The exercise: How many lines in these records hold the string "this"? Reply with the number alone.

Supplied data:

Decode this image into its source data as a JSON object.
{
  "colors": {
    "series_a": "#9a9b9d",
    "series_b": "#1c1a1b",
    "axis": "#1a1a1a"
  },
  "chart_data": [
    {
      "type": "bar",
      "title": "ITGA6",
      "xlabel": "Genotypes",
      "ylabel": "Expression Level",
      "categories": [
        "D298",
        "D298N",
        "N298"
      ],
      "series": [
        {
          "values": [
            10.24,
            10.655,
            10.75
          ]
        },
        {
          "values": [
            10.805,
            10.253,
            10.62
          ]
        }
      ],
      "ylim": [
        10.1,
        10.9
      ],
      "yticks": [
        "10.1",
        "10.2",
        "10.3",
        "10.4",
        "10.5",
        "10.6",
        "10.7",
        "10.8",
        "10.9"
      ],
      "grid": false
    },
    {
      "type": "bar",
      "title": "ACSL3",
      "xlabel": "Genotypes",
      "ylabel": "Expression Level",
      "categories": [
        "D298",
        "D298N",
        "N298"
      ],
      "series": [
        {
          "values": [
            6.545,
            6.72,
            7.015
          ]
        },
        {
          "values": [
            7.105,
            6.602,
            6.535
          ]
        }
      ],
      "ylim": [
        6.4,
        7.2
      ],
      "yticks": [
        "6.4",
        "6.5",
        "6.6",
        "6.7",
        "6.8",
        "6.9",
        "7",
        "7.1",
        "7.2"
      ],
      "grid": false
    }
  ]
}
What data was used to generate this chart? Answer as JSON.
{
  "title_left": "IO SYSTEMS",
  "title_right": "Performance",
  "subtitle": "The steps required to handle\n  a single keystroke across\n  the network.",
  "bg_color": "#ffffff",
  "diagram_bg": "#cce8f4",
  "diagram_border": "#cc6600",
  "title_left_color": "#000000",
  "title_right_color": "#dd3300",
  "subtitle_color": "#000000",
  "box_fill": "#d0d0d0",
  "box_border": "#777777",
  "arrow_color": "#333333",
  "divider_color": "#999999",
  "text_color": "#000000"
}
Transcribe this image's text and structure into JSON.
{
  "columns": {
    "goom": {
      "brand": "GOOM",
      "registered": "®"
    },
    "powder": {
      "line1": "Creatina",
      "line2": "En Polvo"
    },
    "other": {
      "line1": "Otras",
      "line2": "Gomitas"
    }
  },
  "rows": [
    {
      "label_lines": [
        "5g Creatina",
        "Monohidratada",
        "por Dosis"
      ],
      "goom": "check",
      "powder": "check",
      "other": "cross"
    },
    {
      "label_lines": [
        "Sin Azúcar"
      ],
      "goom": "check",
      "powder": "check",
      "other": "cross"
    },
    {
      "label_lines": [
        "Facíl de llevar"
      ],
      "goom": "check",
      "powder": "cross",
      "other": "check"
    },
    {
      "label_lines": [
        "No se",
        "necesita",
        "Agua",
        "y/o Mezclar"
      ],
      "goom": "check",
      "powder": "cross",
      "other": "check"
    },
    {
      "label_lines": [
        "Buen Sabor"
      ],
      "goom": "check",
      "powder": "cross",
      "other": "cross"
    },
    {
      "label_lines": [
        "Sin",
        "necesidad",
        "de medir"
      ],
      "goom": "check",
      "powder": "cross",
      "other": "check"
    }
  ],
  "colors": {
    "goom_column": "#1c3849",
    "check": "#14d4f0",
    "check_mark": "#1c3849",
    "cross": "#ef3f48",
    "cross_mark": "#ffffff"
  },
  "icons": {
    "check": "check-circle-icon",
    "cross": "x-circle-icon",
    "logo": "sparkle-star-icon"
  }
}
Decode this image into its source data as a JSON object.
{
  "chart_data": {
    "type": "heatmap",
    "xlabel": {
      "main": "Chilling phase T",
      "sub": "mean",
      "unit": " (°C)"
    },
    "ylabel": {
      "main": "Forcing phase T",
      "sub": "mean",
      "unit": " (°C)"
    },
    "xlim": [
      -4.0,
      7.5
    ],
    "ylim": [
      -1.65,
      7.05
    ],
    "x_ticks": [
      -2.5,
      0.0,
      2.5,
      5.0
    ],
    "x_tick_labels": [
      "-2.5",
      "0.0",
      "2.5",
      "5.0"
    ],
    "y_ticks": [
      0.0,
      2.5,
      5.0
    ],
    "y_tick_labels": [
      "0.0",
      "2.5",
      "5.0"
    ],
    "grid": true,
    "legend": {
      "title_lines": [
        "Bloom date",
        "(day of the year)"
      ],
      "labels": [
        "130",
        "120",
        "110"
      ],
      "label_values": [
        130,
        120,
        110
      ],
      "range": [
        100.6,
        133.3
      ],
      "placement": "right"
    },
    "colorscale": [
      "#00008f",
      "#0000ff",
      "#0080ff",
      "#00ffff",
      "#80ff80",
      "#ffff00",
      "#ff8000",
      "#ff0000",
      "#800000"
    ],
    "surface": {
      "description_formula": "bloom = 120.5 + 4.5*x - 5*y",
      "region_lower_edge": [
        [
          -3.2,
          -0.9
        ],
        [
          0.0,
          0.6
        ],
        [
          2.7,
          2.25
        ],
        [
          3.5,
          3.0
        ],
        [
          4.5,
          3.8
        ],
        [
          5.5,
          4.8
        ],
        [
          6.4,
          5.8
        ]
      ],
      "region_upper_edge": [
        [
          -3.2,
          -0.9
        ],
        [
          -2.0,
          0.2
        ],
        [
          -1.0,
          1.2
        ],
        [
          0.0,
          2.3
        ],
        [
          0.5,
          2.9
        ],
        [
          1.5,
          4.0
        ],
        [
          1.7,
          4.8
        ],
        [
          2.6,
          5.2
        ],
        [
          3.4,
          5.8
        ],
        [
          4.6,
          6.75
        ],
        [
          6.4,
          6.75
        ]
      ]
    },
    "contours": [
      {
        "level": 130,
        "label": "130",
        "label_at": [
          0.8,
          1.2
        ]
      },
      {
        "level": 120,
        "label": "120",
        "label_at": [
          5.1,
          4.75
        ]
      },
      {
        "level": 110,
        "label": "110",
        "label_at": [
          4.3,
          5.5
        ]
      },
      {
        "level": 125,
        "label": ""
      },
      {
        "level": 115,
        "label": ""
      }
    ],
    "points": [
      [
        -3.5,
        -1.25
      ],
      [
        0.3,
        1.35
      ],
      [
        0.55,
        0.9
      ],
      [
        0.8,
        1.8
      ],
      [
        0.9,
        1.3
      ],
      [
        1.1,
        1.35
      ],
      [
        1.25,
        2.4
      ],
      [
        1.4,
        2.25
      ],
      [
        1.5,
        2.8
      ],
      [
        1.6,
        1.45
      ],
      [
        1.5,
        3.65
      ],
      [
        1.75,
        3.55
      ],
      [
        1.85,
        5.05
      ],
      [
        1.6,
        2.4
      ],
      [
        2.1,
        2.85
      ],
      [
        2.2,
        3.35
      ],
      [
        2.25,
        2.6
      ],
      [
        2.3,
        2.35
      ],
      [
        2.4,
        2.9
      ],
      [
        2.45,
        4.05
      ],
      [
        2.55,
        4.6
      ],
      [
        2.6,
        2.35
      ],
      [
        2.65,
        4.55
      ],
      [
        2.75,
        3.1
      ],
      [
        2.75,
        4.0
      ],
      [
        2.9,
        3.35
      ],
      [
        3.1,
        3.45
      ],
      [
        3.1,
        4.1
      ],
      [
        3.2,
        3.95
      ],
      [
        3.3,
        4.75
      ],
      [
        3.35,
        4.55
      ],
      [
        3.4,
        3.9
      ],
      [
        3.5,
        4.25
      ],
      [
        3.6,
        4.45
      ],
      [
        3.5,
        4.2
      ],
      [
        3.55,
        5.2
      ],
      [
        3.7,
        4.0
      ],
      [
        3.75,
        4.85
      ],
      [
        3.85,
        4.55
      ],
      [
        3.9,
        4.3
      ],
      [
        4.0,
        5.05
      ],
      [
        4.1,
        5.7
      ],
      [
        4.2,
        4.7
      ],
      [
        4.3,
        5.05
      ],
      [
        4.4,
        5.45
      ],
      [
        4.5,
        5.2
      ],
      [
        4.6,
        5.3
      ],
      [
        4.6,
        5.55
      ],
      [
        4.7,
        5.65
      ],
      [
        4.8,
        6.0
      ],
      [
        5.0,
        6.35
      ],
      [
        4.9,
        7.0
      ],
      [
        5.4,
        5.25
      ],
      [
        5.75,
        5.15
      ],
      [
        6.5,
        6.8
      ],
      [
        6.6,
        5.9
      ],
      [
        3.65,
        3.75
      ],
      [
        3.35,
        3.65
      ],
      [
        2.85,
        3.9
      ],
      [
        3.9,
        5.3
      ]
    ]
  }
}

Completed task: 4